Output exactly, and only, the stretch of lines beginning at the line with "Read all visible content and emit it as JSON." and ending at the last line of the listing below. Drop the pictures.
::::::::
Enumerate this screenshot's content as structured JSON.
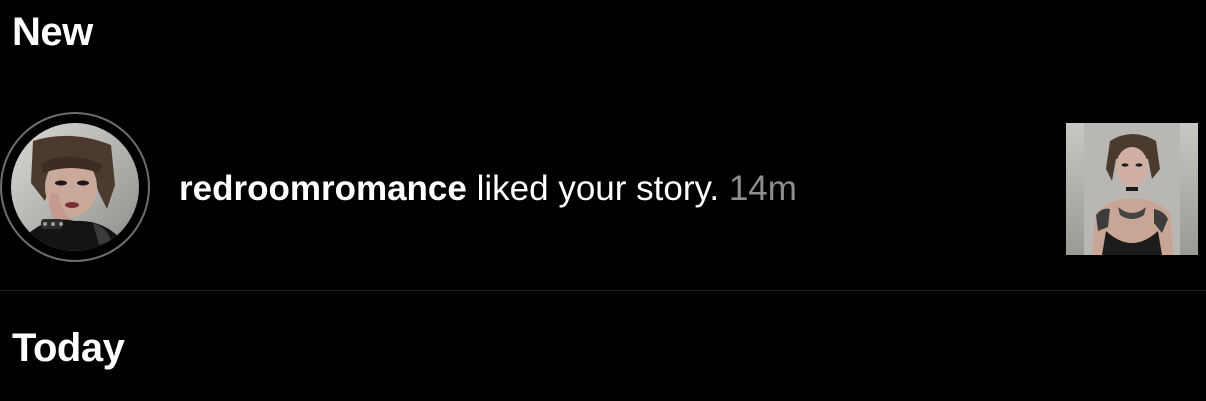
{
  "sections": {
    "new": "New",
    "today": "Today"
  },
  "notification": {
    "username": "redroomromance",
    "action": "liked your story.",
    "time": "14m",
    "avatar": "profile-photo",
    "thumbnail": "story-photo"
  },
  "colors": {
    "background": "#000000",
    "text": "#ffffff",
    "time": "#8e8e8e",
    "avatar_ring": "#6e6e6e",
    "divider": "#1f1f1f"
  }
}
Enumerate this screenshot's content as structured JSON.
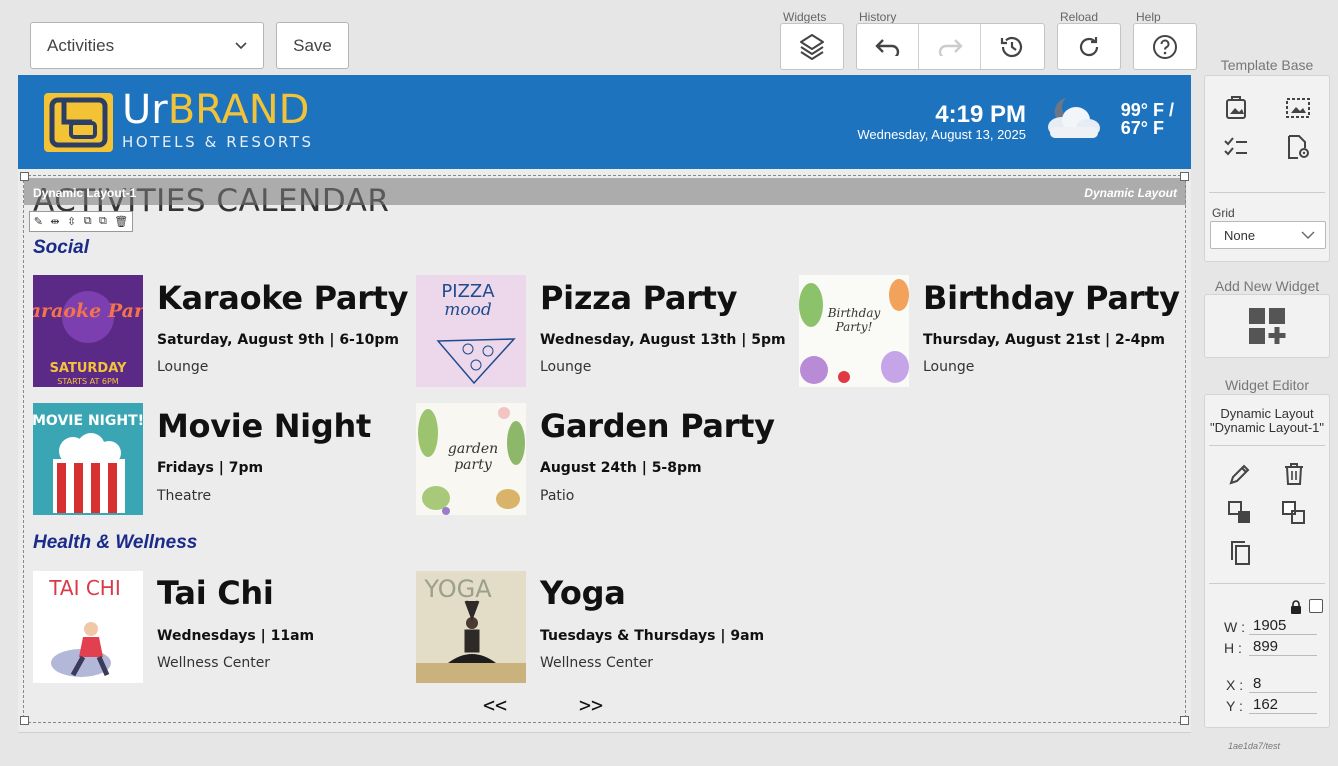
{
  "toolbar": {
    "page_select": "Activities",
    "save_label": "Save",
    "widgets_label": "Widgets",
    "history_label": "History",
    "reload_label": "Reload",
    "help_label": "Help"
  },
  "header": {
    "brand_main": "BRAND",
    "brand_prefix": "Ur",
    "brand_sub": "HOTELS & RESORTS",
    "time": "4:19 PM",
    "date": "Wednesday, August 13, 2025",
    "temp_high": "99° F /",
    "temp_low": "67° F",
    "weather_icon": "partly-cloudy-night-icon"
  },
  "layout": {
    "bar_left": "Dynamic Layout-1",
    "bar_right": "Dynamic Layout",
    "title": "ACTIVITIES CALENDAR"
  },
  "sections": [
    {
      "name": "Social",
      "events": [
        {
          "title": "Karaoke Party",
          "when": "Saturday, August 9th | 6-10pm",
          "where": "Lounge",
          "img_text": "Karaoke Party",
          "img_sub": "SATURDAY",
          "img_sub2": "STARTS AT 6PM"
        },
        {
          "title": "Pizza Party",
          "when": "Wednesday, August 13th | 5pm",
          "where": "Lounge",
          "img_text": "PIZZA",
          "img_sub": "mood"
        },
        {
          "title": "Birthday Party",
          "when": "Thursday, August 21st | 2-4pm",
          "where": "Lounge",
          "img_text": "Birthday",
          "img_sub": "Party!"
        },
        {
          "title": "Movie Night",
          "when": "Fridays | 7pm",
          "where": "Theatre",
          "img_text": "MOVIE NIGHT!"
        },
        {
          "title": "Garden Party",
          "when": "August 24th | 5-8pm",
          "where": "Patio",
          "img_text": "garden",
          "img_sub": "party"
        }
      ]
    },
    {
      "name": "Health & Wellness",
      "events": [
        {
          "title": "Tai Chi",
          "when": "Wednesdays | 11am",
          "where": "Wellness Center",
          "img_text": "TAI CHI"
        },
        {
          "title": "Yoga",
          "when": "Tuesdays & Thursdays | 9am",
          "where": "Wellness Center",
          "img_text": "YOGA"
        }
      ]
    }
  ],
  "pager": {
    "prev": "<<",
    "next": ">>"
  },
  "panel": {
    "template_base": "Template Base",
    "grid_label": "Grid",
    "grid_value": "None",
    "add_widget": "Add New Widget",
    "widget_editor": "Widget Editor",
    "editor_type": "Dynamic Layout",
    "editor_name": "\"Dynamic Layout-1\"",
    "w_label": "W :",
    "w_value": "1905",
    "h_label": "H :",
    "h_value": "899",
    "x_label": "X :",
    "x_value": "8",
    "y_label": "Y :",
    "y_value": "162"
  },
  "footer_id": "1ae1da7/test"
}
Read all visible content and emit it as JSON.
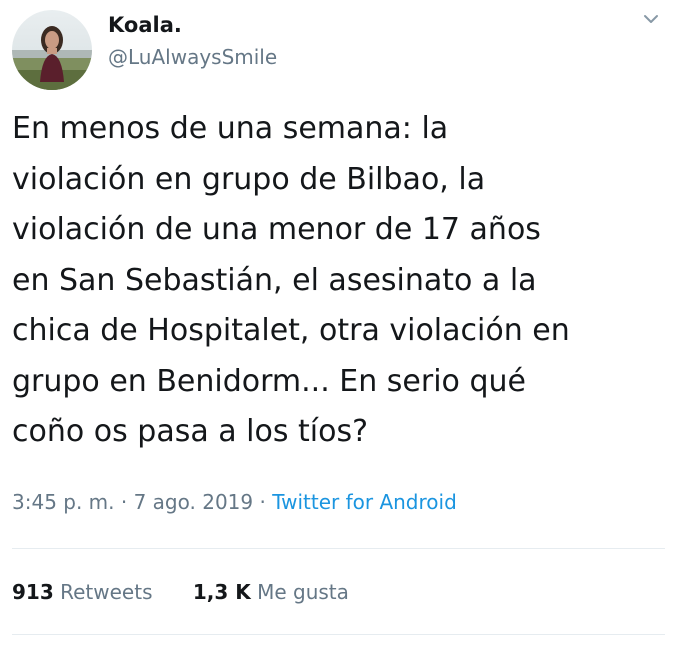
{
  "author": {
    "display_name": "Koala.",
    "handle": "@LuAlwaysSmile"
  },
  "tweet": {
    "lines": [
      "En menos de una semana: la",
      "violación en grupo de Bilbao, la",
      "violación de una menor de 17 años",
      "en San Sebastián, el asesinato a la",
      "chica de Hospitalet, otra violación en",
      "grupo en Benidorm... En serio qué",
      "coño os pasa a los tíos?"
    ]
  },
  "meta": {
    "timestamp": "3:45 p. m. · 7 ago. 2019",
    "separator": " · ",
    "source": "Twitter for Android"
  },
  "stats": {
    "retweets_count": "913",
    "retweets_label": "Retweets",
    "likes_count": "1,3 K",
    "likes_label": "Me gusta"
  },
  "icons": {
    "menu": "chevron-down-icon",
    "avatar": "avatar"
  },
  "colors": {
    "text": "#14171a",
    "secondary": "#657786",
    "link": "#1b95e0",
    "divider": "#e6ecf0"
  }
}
::::::::
§ Result of the exercise:
Read all visible content and emit it as JSON.
{
  "author": {
    "display_name": "Koala.",
    "handle": "@LuAlwaysSmile"
  },
  "tweet": {
    "lines": [
      "En menos de una semana: la",
      "violación en grupo de Bilbao, la",
      "violación de una menor de 17 años",
      "en San Sebastián, el asesinato a la",
      "chica de Hospitalet, otra violación en",
      "grupo en Benidorm... En serio qué",
      "coño os pasa a los tíos?"
    ]
  },
  "meta": {
    "timestamp": "3:45 p. m. · 7 ago. 2019",
    "separator": " · ",
    "source": "Twitter for Android"
  },
  "stats": {
    "retweets_count": "913",
    "retweets_label": "Retweets",
    "likes_count": "1,3 K",
    "likes_label": "Me gusta"
  },
  "icons": {
    "menu": "chevron-down-icon",
    "avatar": "avatar"
  },
  "colors": {
    "text": "#14171a",
    "secondary": "#657786",
    "link": "#1b95e0",
    "divider": "#e6ecf0"
  }
}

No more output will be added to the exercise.